_OBJECTIVE_:
Reproduce the following data line for line, exactly as given.

[START OF SUPPLIED INFORMATION]

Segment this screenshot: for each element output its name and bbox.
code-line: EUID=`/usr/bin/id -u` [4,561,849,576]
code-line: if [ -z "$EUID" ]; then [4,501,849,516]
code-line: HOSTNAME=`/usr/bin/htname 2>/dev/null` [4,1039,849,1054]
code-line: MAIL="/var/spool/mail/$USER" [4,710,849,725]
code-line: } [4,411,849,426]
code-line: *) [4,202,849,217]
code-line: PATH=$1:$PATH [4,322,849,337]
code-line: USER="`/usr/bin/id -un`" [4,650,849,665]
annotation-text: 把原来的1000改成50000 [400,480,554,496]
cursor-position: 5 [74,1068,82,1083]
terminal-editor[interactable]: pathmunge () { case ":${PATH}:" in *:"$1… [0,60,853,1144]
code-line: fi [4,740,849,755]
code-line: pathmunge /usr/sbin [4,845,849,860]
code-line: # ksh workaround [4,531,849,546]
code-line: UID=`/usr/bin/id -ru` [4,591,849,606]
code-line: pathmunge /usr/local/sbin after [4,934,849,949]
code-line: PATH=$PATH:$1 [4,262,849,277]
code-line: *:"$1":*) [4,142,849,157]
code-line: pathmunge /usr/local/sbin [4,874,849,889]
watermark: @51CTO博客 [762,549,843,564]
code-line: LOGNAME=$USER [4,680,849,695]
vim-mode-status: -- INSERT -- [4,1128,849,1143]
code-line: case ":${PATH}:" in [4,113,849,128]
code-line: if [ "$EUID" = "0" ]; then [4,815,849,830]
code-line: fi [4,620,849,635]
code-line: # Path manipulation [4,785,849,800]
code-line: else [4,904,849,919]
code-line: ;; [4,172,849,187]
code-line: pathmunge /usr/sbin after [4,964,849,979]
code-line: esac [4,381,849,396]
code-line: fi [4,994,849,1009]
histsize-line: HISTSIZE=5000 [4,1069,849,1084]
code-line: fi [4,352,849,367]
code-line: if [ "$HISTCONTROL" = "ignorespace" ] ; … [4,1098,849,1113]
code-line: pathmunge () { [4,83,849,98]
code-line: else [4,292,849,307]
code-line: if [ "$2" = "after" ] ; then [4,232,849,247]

[END OF SUPPLIED INFORMATION]

_ANSWER_:
Segment this screenshot: for each element output its name and bbox.
code-line: EUID=`/usr/bin/id -u` [4,561,849,576]
code-line: if [ -z "$EUID" ]; then [4,501,849,516]
code-line: HOSTNAME=`/usr/bin/htname 2>/dev/null` [4,1039,849,1054]
code-line: MAIL="/var/spool/mail/$USER" [4,710,849,725]
code-line: } [4,411,849,426]
code-line: *) [4,202,849,217]
code-line: PATH=$1:$PATH [4,322,849,337]
code-line: USER="`/usr/bin/id -un`" [4,650,849,665]
annotation-text: 把原来的1000改成50000 [400,480,554,496]
cursor-position: 5 [74,1068,82,1083]
terminal-editor[interactable]: pathmunge () { case ":${PATH}:" in *:"$1… [0,60,853,1144]
code-line: fi [4,740,849,755]
code-line: pathmunge /usr/sbin [4,845,849,860]
code-line: # ksh workaround [4,531,849,546]
code-line: UID=`/usr/bin/id -ru` [4,591,849,606]
code-line: pathmunge /usr/local/sbin after [4,934,849,949]
code-line: PATH=$PATH:$1 [4,262,849,277]
code-line: *:"$1":*) [4,142,849,157]
code-line: pathmunge /usr/local/sbin [4,874,849,889]
watermark: @51CTO博客 [762,549,843,564]
code-line: LOGNAME=$USER [4,680,849,695]
vim-mode-status: -- INSERT -- [4,1128,849,1143]
code-line: case ":${PATH}:" in [4,113,849,128]
code-line: if [ "$EUID" = "0" ]; then [4,815,849,830]
code-line: fi [4,620,849,635]
code-line: # Path manipulation [4,785,849,800]
code-line: else [4,904,849,919]
code-line: ;; [4,172,849,187]
code-line: pathmunge /usr/sbin after [4,964,849,979]
code-line: esac [4,381,849,396]
code-line: fi [4,994,849,1009]
histsize-line: HISTSIZE=5000 [4,1069,849,1084]
code-line: fi [4,352,849,367]
code-line: if [ "$HISTCONTROL" = "ignorespace" ] ; … [4,1098,849,1113]
code-line: pathmunge () { [4,83,849,98]
code-line: else [4,292,849,307]
code-line: if [ "$2" = "after" ] ; then [4,232,849,247]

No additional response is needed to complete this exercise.